Keep only the rows below that contain the string "legend", and copy each of them in full.
----- Material for the task -----
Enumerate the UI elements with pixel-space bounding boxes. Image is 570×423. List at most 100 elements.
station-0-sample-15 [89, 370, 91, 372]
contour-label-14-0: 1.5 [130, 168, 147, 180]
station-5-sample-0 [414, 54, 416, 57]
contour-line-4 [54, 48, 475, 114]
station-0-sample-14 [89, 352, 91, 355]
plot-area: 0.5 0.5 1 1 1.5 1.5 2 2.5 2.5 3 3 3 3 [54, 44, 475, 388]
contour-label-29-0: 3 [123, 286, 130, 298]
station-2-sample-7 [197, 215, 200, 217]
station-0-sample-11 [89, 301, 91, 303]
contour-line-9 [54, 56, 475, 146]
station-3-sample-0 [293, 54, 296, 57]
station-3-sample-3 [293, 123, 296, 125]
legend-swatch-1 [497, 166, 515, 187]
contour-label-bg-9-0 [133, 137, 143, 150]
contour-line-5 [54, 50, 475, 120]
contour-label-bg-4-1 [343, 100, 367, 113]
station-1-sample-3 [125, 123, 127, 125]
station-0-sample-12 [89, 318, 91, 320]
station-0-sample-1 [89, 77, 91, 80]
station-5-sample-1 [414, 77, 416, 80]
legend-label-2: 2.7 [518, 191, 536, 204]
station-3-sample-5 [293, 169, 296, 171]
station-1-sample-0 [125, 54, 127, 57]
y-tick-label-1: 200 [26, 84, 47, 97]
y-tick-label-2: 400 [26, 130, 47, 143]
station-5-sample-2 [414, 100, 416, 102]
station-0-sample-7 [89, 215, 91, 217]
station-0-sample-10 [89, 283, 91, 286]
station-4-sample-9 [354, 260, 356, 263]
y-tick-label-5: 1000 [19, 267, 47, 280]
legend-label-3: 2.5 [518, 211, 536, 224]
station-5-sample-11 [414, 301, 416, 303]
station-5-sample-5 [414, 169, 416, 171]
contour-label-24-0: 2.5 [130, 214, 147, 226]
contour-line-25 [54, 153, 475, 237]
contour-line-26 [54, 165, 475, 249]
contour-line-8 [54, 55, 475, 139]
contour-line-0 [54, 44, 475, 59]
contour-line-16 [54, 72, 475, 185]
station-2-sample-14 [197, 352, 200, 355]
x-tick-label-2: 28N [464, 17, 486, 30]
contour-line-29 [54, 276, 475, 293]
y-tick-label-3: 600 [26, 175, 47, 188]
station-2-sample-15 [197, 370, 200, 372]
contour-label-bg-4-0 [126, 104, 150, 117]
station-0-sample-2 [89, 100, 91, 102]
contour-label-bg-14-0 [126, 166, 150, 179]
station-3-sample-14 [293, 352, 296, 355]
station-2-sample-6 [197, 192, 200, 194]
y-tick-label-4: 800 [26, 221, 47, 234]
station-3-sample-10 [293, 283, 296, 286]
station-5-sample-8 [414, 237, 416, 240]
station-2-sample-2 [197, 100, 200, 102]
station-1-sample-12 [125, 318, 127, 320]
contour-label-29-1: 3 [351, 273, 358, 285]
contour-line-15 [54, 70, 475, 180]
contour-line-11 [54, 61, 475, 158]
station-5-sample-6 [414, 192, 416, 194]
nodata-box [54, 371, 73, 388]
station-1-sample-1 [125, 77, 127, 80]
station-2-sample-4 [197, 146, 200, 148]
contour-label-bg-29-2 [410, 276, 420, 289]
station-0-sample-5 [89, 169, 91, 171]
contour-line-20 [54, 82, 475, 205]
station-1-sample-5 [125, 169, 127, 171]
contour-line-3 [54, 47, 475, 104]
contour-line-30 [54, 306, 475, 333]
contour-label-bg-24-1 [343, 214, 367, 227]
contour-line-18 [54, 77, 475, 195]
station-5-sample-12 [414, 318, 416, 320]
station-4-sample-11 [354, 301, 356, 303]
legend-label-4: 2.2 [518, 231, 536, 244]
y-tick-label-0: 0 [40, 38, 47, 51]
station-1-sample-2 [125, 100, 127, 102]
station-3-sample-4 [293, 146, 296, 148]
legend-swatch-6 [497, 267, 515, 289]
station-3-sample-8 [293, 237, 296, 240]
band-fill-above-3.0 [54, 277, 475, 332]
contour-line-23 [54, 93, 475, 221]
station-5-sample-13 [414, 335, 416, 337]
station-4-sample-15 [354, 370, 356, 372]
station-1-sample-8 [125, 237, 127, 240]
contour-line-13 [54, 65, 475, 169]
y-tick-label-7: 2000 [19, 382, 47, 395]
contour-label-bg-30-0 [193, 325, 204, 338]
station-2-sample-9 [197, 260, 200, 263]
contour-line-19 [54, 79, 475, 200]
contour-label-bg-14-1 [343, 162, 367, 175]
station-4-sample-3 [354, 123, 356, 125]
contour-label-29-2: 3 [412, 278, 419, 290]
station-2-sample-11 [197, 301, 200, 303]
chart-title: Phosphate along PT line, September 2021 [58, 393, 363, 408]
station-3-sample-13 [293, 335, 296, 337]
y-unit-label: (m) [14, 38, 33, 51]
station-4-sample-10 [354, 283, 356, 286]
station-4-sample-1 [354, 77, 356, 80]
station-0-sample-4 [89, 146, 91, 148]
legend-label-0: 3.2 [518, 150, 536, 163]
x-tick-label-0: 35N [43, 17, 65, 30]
-----
Result for this task -
legend-swatch-1 [497, 166, 515, 187]
legend-label-2: 2.7 [518, 191, 536, 204]
legend-label-3: 2.5 [518, 211, 536, 224]
legend-label-4: 2.2 [518, 231, 536, 244]
legend-swatch-6 [497, 267, 515, 289]
legend-label-0: 3.2 [518, 150, 536, 163]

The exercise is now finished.